§ **SOURCE RECORDS**

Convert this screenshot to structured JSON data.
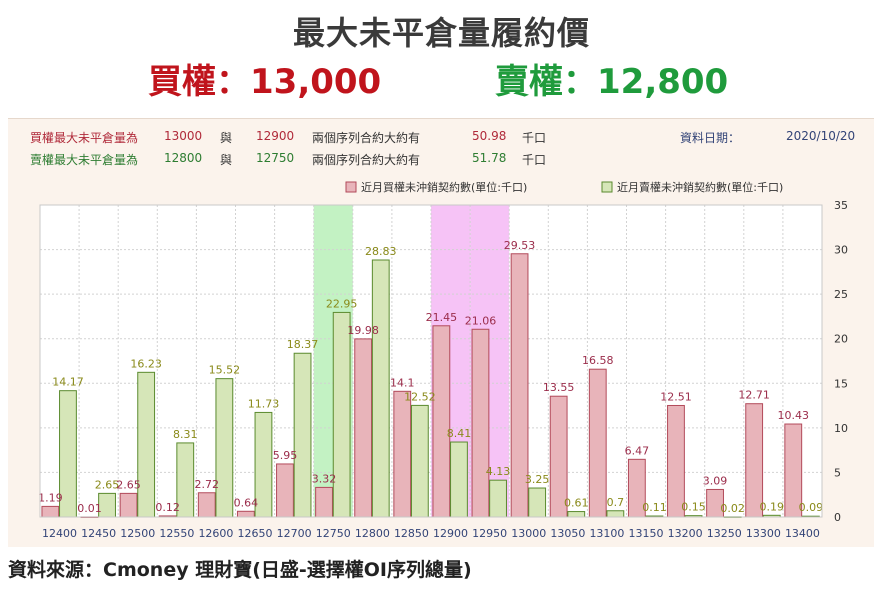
{
  "header": {
    "title": "最大未平倉量履約價",
    "call_summary": "買權：13,000",
    "put_summary": "賣權：12,800"
  },
  "info": {
    "call_row": {
      "label": "買權最大未平倉量為",
      "strike1": "13000",
      "conj": "與",
      "strike2": "12900",
      "desc": "兩個序列合約大約有",
      "amount": "50.98",
      "unit": "千口"
    },
    "put_row": {
      "label": "賣權最大未平倉量為",
      "strike1": "12800",
      "conj": "與",
      "strike2": "12750",
      "desc": "兩個序列合約大約有",
      "amount": "51.78",
      "unit": "千口"
    },
    "date_label": "資料日期：",
    "date_value": "2020/10/20"
  },
  "colors": {
    "call_bar": "#e8b4ba",
    "call_edge": "#b24a5a",
    "call_text": "#9b2d4b",
    "put_bar": "#d6e6b8",
    "put_edge": "#5a8a2e",
    "put_text": "#8a8a1a",
    "highlight_put": "#b8f0b8",
    "highlight_call": "#f5b8f5"
  },
  "chart_data": {
    "type": "bar",
    "categories": [
      "12400",
      "12450",
      "12500",
      "12550",
      "12600",
      "12650",
      "12700",
      "12750",
      "12800",
      "12850",
      "12900",
      "12950",
      "13000",
      "13050",
      "13100",
      "13150",
      "13200",
      "13250",
      "13300",
      "13400"
    ],
    "series": [
      {
        "name": "近月買權未沖銷契約數(單位:千口)",
        "values": [
          1.19,
          0.01,
          2.65,
          0.12,
          2.72,
          0.64,
          5.95,
          3.32,
          19.98,
          14.1,
          21.45,
          21.06,
          29.53,
          13.55,
          16.58,
          6.47,
          12.51,
          3.09,
          12.71,
          10.43
        ]
      },
      {
        "name": "近月賣權未沖銷契約數(單位:千口)",
        "values": [
          14.17,
          2.65,
          16.23,
          8.31,
          15.52,
          11.73,
          18.37,
          22.95,
          28.83,
          12.52,
          8.41,
          4.13,
          3.25,
          0.61,
          0.7,
          0.11,
          0.15,
          0.02,
          0.19,
          0.09
        ]
      }
    ],
    "y_ticks": [
      "0",
      "5",
      "10",
      "15",
      "20",
      "25",
      "30",
      "35"
    ],
    "ylim": [
      0,
      35
    ],
    "grid": true,
    "legend_position": "top-right",
    "highlight_put_categories": [
      "12750"
    ],
    "highlight_call_categories": [
      "12900",
      "12950"
    ]
  },
  "footer": {
    "source": "資料來源：Cmoney 理財寶(日盛-選擇權OI序列總量)"
  }
}
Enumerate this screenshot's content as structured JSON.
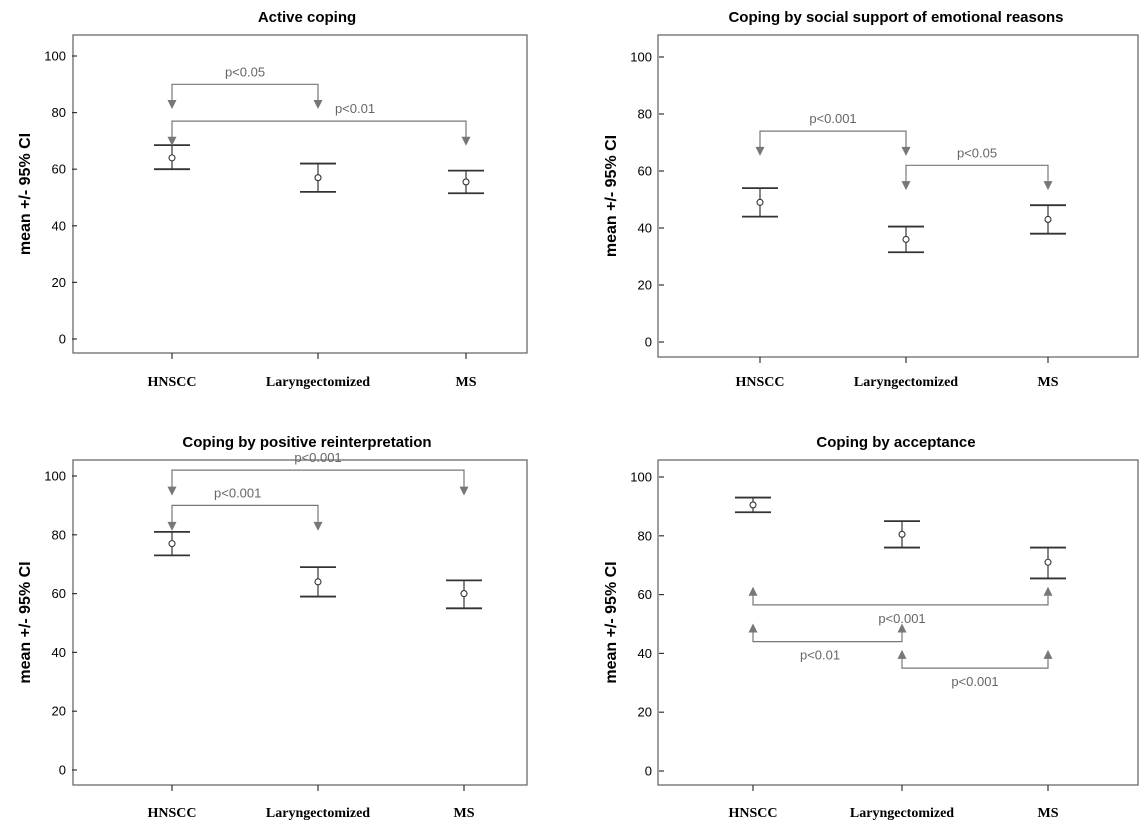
{
  "chart_data": [
    {
      "type": "errorbar",
      "title": "Active coping",
      "ylabel": "mean +/- 95% CI",
      "xlabel": "",
      "categories": [
        "HNSCC",
        "Laryngectomized",
        "MS"
      ],
      "ylim": [
        -5,
        105
      ],
      "yticks": [
        0,
        20,
        40,
        60,
        80,
        100
      ],
      "mean": [
        64,
        57,
        55.5
      ],
      "lower": [
        60,
        52,
        51.5
      ],
      "upper": [
        68.5,
        62,
        59.5
      ],
      "comparisons": [
        {
          "from": 0,
          "to": 1,
          "label": "p<0.05",
          "y": 90,
          "arrow_y": 82,
          "dir": "down",
          "label_x": 0.5
        },
        {
          "from": 0,
          "to": 2,
          "label": "p<0.01",
          "y": 77,
          "arrow_y": 69,
          "dir": "down",
          "label_x": 1.25
        }
      ]
    },
    {
      "type": "errorbar",
      "title": "Coping by social support of emotional reasons",
      "ylabel": "mean +/- 95% CI",
      "xlabel": "",
      "categories": [
        "HNSCC",
        "Laryngectomized",
        "MS"
      ],
      "ylim": [
        -5,
        105
      ],
      "yticks": [
        0,
        20,
        40,
        60,
        80,
        100
      ],
      "mean": [
        49,
        36,
        43
      ],
      "lower": [
        44,
        31.5,
        38
      ],
      "upper": [
        54,
        40.5,
        48
      ],
      "comparisons": [
        {
          "from": 0,
          "to": 1,
          "label": "p<0.001",
          "y": 74,
          "arrow_y": 66,
          "dir": "down",
          "label_x": 0.5
        },
        {
          "from": 1,
          "to": 2,
          "label": "p<0.05",
          "y": 62,
          "arrow_y": 54,
          "dir": "down",
          "label_x": 1.5
        }
      ]
    },
    {
      "type": "errorbar",
      "title": "Coping by positive reinterpretation",
      "ylabel": "mean +/- 95% CI",
      "xlabel": "",
      "categories": [
        "HNSCC",
        "Laryngectomized",
        "MS"
      ],
      "ylim": [
        -5,
        105
      ],
      "yticks": [
        0,
        20,
        40,
        60,
        80,
        100
      ],
      "mean": [
        77,
        64,
        60
      ],
      "lower": [
        73,
        59,
        55
      ],
      "upper": [
        81,
        69,
        64.5
      ],
      "comparisons": [
        {
          "from": 0,
          "to": 2,
          "label": "p<0.001",
          "y": 102,
          "arrow_y": 94,
          "dir": "down",
          "label_x": 1.0
        },
        {
          "from": 0,
          "to": 1,
          "label": "p<0.001",
          "y": 90,
          "arrow_y": 82,
          "dir": "down",
          "label_x": 0.45
        }
      ]
    },
    {
      "type": "errorbar",
      "title": "Coping by acceptance",
      "ylabel": "mean +/- 95% CI",
      "xlabel": "",
      "categories": [
        "HNSCC",
        "Laryngectomized",
        "MS"
      ],
      "ylim": [
        -5,
        105
      ],
      "yticks": [
        0,
        20,
        40,
        60,
        80,
        100
      ],
      "mean": [
        90.5,
        80.5,
        71
      ],
      "lower": [
        88,
        76,
        65.5
      ],
      "upper": [
        93,
        85,
        76
      ],
      "comparisons": [
        {
          "from": 0,
          "to": 2,
          "label": "p<0.001",
          "y": 56.5,
          "arrow_y": 62,
          "dir": "up",
          "label_x": 1.0
        },
        {
          "from": 0,
          "to": 1,
          "label": "p<0.01",
          "y": 44,
          "arrow_y": 49.5,
          "dir": "up",
          "label_x": 0.45
        },
        {
          "from": 1,
          "to": 2,
          "label": "p<0.001",
          "y": 35,
          "arrow_y": 40.5,
          "dir": "up",
          "label_x": 1.5
        }
      ]
    }
  ]
}
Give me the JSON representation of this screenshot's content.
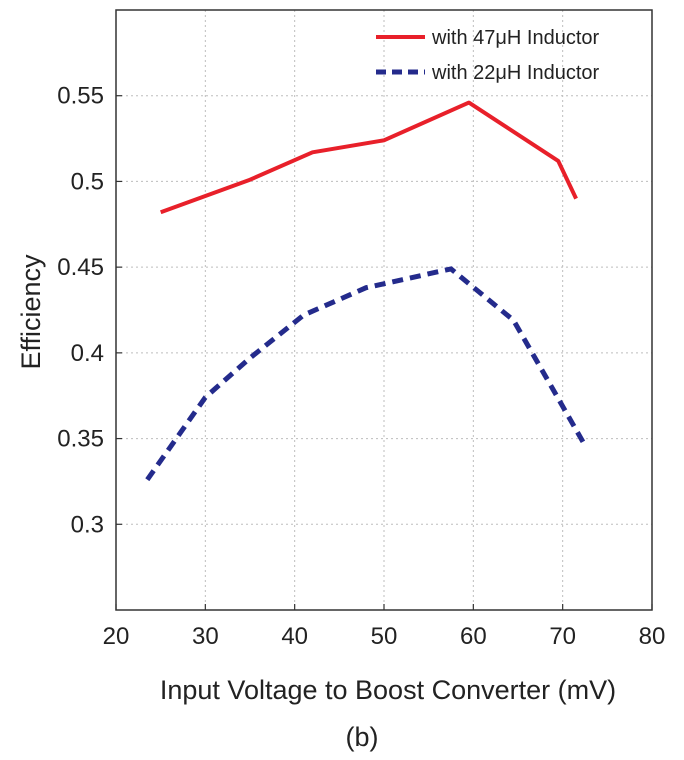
{
  "chart_data": {
    "type": "line",
    "title": "",
    "xlabel": "Input Voltage to Boost Converter (mV)",
    "ylabel": "Efficiency",
    "caption": "(b)",
    "xlim": [
      20,
      80
    ],
    "ylim": [
      0.25,
      0.6
    ],
    "xticks": [
      20,
      30,
      40,
      50,
      60,
      70,
      80
    ],
    "yticks": [
      0.3,
      0.35,
      0.4,
      0.45,
      0.5,
      0.55
    ],
    "xtick_labels": [
      "20",
      "30",
      "40",
      "50",
      "60",
      "70",
      "80"
    ],
    "ytick_labels": [
      "0.3",
      "0.35",
      "0.4",
      "0.45",
      "0.5",
      "0.55"
    ],
    "grid": true,
    "legend_position": "top-right",
    "series": [
      {
        "name": "with 47μH Inductor",
        "color": "#e8202a",
        "style": "solid",
        "x": [
          25,
          35,
          42,
          50,
          59.5,
          69.5,
          71.5
        ],
        "y": [
          0.482,
          0.501,
          0.517,
          0.524,
          0.546,
          0.512,
          0.49
        ]
      },
      {
        "name": "with 22μH Inductor",
        "color": "#242b8c",
        "style": "dashed",
        "x": [
          23.5,
          30,
          35,
          41,
          48,
          57.5,
          64.5,
          72.5
        ],
        "y": [
          0.326,
          0.374,
          0.397,
          0.422,
          0.438,
          0.449,
          0.419,
          0.346
        ]
      }
    ]
  }
}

§ **YOUR OBJECTIVE**
Identify all lines where the word "Inductor" shows up. Copy them.

§ **FINISHED EXERCISE**
        "name": "with 47μH Inductor",
        "name": "with 22μH Inductor",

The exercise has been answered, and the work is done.